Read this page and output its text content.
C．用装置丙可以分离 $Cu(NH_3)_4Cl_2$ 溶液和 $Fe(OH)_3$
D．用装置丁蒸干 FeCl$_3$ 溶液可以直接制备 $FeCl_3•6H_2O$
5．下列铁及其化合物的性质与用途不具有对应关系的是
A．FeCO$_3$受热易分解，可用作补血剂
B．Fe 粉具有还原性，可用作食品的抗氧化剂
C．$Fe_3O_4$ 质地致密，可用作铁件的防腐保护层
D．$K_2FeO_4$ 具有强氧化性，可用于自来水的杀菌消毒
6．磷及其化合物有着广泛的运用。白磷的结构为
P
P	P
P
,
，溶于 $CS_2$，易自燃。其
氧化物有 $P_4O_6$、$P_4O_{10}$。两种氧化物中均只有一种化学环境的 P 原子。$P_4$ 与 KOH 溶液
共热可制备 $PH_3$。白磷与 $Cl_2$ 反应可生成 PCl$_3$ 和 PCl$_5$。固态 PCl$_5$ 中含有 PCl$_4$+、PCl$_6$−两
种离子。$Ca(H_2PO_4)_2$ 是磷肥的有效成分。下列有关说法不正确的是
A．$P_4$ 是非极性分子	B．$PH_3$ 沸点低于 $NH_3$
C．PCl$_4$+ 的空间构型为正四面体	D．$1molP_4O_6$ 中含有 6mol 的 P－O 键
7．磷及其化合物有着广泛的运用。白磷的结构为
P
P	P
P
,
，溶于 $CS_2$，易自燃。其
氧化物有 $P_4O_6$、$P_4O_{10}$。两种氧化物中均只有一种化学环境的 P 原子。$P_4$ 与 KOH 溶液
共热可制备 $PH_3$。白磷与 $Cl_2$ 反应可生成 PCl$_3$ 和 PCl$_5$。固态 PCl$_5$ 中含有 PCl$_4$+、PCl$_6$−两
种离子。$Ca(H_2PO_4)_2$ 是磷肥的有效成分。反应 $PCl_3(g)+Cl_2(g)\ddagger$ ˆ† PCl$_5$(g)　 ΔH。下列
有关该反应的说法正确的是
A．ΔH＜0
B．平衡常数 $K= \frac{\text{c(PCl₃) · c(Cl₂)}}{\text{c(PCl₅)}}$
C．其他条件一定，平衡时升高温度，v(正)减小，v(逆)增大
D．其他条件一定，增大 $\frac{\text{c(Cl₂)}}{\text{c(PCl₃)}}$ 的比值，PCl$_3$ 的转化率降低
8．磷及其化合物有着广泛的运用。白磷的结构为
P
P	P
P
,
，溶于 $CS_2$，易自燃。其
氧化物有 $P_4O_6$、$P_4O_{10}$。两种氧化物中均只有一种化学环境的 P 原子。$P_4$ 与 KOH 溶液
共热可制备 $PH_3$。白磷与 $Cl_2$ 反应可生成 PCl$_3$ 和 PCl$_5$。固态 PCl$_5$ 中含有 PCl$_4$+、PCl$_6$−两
○ ○ ○ ○ ○
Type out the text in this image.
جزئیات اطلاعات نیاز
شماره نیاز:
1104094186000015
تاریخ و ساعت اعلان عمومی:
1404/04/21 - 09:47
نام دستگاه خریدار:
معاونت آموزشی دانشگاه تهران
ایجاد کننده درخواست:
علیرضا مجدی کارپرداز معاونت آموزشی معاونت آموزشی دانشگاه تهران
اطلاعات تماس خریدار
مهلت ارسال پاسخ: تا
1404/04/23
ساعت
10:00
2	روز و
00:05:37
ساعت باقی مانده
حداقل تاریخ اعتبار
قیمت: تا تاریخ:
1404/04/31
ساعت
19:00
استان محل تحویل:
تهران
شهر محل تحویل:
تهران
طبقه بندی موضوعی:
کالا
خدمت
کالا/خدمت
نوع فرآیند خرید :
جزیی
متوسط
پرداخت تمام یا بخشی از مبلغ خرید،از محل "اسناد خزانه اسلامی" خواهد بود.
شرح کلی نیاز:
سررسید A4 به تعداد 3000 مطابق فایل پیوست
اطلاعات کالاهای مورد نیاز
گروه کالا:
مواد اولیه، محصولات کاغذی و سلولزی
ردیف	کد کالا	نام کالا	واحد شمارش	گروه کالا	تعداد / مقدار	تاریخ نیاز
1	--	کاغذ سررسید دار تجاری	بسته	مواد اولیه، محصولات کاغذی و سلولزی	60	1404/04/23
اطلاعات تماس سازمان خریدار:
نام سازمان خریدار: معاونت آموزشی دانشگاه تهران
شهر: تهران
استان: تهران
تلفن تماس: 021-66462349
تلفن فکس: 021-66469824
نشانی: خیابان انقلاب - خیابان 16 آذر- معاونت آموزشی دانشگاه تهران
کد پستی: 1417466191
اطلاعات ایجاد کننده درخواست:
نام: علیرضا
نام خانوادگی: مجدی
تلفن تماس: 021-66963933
○ ○ ○ ○ ○
Go through the listing above and list every line that has the word "کاغذی".

مواد اولیه، محصولات کاغذی و سلولزی
1	--	کاغذ سررسید دار تجاری	بسته	مواد اولیه، محصولات کاغذی و سلولزی	60	1404/04/23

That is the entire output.